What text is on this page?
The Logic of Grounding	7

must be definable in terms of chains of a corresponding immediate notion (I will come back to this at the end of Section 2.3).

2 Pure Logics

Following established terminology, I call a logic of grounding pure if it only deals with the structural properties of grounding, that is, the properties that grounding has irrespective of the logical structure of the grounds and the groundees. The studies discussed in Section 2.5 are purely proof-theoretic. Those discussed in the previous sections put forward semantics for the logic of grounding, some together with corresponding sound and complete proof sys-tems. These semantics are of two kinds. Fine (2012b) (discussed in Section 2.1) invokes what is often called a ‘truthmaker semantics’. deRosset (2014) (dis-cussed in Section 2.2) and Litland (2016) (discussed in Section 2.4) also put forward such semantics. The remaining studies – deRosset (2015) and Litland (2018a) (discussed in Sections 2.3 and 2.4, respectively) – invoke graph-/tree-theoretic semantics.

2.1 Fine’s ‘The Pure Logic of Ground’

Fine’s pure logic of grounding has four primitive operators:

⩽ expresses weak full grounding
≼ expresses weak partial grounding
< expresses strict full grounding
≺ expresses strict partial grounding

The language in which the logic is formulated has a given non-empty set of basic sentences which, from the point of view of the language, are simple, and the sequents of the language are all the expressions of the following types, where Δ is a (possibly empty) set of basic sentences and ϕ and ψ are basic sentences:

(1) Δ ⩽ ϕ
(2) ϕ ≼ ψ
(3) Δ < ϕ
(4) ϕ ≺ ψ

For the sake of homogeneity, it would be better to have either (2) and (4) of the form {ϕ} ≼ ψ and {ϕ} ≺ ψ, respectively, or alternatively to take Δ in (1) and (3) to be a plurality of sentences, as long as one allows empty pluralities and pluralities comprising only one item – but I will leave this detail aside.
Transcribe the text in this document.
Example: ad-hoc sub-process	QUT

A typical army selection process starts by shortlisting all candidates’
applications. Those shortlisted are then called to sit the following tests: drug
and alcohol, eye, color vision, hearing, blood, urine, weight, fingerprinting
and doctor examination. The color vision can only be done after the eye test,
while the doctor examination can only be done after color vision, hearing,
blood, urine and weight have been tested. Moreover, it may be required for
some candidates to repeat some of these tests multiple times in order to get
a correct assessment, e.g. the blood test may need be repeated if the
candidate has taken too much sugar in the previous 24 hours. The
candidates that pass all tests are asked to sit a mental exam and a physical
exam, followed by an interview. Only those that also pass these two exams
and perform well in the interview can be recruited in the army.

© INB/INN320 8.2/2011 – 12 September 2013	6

□ □ □ □ □ □ □

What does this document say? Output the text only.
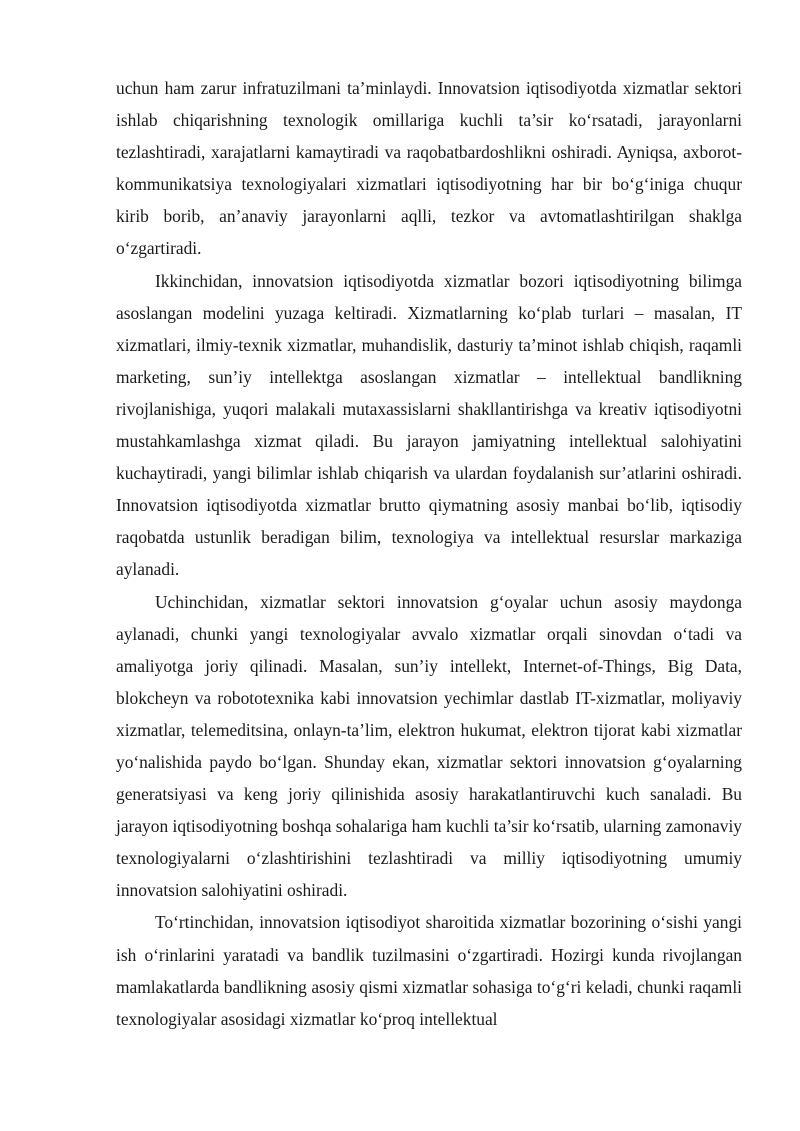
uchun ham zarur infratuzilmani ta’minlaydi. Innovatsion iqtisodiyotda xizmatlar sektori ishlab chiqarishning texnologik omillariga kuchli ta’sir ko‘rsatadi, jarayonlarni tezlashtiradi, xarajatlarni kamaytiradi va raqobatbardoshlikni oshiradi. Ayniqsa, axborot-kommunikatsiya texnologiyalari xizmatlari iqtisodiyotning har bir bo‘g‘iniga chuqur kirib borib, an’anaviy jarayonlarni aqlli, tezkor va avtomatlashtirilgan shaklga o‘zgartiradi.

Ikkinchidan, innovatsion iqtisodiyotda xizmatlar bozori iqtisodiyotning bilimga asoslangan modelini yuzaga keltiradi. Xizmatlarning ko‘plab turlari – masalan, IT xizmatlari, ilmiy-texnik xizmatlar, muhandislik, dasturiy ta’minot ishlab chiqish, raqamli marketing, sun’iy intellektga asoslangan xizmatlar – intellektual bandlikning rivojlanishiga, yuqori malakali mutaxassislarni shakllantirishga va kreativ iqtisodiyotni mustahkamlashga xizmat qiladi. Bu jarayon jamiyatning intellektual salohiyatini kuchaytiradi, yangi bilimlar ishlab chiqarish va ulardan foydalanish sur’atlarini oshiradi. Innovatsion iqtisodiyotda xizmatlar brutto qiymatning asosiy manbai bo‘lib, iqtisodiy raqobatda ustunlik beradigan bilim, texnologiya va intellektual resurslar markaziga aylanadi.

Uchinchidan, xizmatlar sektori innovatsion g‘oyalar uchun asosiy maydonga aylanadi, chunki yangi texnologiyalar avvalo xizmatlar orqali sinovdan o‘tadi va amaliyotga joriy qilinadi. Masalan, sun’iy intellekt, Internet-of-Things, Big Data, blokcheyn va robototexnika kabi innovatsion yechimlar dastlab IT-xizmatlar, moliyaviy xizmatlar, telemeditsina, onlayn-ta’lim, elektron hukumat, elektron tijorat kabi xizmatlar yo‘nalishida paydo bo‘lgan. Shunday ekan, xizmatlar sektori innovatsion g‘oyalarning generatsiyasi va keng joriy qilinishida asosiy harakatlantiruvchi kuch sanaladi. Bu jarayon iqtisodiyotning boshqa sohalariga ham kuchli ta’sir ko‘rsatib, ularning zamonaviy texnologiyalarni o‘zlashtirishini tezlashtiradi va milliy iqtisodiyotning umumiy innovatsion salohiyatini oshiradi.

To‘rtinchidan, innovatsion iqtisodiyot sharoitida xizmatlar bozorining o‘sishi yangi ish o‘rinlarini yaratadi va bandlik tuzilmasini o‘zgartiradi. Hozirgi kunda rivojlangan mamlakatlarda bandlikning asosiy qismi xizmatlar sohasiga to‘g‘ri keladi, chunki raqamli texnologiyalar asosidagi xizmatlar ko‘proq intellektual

□ □ □ □ □ □ □

Instructions to follow:
Reply with one number only: the count of lines in the entries that contain "interview".

Worked answer:
2